▶ Data entries:
- Opening Delimiter -

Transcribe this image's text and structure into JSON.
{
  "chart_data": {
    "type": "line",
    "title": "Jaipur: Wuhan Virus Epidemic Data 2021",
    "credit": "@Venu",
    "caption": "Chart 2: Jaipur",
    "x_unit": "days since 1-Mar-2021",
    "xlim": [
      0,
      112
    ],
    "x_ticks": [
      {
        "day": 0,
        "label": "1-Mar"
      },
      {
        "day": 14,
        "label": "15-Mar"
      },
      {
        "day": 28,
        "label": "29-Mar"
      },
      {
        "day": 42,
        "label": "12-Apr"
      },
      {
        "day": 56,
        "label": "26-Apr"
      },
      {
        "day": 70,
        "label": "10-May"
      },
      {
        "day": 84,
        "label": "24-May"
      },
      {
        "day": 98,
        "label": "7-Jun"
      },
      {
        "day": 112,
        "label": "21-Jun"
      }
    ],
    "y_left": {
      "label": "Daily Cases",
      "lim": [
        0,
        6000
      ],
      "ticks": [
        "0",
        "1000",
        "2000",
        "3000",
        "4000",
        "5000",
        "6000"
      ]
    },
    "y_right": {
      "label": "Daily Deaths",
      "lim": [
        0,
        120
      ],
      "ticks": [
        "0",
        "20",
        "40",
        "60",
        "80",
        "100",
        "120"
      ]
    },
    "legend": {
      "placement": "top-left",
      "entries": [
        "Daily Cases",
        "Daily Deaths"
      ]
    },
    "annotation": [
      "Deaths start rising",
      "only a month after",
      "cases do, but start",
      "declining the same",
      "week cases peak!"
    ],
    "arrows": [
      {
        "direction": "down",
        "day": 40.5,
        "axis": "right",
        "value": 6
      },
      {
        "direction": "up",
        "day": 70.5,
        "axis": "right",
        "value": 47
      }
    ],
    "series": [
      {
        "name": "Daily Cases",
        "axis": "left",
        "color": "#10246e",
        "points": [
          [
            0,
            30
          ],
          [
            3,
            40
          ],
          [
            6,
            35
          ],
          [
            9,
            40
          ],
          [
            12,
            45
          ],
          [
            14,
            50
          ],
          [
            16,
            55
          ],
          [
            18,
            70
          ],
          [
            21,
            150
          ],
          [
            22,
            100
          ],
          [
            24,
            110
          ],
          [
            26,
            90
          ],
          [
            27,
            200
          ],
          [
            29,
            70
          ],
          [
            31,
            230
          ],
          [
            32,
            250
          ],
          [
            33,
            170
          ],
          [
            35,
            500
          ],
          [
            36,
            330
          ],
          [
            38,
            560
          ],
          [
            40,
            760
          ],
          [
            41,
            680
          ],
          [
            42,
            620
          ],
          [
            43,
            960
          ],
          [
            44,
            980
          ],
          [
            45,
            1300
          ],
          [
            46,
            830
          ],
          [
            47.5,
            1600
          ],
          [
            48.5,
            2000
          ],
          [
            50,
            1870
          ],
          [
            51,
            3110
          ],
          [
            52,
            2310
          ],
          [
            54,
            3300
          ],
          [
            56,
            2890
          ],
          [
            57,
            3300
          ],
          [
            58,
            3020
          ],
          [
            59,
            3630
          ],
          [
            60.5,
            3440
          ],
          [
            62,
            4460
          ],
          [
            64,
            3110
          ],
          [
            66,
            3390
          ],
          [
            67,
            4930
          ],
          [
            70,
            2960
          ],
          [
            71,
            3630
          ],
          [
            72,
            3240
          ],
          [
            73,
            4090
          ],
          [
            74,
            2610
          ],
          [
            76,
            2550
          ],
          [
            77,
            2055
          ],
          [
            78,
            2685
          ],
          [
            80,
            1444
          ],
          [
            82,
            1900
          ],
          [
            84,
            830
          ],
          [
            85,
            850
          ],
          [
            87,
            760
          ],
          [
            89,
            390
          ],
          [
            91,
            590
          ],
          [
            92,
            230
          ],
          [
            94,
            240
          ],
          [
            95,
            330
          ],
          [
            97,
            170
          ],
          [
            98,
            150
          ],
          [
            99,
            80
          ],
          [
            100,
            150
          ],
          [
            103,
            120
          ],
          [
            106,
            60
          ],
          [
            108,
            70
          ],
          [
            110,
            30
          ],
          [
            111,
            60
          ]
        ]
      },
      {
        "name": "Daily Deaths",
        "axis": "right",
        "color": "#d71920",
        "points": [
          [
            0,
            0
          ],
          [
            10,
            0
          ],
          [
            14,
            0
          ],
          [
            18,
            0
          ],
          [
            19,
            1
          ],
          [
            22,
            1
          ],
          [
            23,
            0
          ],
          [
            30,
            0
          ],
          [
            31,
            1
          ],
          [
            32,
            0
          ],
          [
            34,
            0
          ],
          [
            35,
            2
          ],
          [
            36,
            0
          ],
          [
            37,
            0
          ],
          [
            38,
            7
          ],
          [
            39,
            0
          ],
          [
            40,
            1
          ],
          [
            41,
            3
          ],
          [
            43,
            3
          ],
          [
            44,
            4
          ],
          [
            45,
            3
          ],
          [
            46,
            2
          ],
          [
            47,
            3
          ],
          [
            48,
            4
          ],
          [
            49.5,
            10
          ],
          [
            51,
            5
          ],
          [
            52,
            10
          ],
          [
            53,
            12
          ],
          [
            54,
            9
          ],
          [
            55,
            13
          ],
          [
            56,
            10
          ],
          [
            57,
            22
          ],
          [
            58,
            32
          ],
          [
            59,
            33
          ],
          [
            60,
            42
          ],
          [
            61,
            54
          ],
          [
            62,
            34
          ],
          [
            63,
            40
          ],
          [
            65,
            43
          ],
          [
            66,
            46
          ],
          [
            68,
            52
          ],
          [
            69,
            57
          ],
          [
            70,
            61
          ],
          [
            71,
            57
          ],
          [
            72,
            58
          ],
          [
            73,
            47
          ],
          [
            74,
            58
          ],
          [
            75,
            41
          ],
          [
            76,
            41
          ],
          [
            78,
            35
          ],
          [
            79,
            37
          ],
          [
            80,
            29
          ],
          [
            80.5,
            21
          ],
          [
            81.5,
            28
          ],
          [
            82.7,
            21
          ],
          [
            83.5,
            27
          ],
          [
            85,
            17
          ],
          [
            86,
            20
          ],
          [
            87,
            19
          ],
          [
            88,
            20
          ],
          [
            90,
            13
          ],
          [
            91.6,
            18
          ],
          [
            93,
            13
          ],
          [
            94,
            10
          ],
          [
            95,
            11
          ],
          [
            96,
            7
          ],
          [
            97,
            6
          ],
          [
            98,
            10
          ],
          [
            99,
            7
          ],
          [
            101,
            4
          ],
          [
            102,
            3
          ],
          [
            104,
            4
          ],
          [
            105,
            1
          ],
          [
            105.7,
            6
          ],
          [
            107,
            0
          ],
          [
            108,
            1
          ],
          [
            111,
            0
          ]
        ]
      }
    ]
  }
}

- Closing Delimiter -

▶ Exercise instructions:
Copy out every line of the records that the string "Daily" appears in.

▶ Task answer:
      "label": "Daily Cases",
      "label": "Daily Deaths",
        "Daily Cases",
        "Daily Deaths"
        "name": "Daily Cases",
        "name": "Daily Deaths",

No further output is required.